● **WRITTEN TASK**: Count every line in the following entries where the word "税額算出表" appears. Give the count alone.

▽

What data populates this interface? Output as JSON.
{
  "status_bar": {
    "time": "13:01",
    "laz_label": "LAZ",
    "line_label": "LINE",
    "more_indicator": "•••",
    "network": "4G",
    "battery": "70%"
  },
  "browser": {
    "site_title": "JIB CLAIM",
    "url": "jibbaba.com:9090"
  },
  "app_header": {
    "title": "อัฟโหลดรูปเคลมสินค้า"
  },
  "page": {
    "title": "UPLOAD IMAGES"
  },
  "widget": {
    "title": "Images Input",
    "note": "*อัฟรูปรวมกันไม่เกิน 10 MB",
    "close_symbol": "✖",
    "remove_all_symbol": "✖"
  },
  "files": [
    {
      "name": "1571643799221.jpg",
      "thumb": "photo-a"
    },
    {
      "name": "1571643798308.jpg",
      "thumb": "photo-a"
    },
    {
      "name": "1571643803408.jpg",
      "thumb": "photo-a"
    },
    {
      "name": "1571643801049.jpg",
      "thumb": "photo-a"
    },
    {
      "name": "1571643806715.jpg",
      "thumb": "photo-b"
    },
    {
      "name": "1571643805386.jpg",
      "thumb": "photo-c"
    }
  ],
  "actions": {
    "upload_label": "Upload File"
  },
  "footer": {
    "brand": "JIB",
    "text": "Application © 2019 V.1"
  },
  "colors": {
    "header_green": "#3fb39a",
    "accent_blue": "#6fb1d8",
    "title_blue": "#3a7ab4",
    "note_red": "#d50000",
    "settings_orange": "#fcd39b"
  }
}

△
▽

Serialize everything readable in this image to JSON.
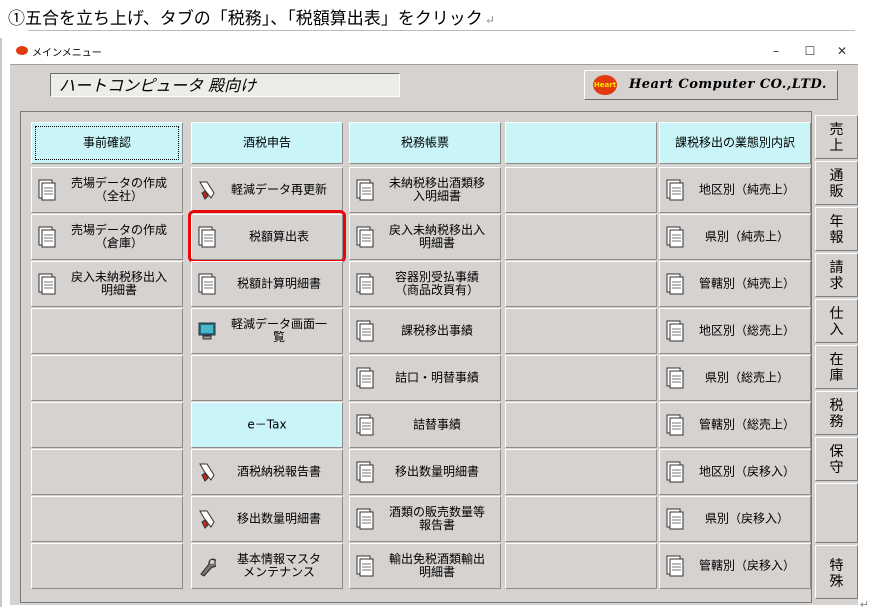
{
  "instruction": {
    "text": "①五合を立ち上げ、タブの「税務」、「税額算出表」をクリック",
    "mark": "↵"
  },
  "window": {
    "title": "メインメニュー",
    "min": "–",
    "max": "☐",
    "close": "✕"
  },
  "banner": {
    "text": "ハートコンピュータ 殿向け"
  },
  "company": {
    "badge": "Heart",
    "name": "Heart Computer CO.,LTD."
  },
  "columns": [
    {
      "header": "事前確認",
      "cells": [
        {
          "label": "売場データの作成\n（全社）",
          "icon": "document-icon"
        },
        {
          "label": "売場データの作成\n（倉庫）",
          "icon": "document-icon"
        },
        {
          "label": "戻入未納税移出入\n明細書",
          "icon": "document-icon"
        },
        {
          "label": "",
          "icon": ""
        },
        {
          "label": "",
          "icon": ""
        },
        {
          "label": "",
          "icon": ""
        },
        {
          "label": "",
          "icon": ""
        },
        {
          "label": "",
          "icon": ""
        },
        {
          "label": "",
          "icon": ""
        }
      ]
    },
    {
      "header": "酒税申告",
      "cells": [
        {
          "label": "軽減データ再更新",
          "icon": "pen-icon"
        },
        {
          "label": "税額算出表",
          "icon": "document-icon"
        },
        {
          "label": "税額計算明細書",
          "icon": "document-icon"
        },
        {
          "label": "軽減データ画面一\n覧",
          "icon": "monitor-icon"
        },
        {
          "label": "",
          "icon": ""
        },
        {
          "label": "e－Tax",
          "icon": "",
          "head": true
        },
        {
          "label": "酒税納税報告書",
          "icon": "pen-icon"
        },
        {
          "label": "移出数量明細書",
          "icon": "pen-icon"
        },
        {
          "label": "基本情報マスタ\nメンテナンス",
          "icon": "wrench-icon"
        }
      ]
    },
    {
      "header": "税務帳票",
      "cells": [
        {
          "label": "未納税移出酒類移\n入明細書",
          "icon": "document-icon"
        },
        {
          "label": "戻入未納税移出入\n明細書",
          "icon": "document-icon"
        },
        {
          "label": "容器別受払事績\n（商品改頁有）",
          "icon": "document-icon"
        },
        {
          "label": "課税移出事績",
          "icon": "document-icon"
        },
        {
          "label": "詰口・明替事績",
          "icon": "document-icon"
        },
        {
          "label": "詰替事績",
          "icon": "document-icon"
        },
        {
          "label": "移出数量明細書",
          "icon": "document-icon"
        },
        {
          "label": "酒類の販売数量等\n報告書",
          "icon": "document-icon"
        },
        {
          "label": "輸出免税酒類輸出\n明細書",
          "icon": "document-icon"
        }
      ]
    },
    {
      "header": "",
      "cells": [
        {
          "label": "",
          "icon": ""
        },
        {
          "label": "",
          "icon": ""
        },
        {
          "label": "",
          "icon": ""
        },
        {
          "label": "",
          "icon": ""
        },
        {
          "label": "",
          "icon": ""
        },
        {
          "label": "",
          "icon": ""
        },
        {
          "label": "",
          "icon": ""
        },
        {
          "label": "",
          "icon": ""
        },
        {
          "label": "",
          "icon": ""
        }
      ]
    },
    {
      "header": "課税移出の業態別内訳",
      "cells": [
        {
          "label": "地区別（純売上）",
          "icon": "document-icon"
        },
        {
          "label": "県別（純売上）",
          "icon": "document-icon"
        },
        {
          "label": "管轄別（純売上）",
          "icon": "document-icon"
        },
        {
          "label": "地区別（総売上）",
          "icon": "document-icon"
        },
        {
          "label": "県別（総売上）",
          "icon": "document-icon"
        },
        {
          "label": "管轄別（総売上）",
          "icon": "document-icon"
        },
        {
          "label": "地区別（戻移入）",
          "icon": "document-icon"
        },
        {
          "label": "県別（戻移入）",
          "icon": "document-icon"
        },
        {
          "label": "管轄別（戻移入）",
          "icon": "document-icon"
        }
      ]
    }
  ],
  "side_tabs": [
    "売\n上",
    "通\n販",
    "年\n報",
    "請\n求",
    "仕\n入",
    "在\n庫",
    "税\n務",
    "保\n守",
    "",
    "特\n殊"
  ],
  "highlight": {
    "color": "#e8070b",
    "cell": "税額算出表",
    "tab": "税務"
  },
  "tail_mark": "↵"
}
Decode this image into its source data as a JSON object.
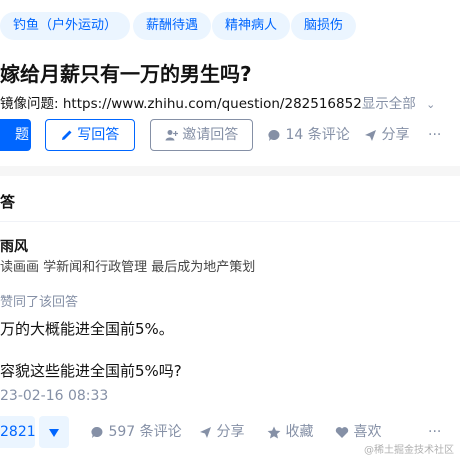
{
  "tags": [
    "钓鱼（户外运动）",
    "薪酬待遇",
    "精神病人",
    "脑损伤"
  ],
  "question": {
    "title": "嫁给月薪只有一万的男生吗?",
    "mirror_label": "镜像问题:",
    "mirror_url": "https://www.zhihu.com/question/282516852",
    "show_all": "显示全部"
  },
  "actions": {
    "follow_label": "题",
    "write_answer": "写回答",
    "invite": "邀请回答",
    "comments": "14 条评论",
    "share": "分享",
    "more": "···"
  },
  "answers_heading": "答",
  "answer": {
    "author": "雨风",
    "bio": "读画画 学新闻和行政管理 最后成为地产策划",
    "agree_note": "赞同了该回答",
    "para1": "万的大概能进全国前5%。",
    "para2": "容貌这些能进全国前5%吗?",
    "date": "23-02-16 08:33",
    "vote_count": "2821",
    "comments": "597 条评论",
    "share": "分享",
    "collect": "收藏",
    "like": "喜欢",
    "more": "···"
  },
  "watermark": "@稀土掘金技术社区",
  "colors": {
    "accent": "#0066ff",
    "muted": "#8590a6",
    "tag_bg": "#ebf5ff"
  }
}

△

● **ANSWER**: 3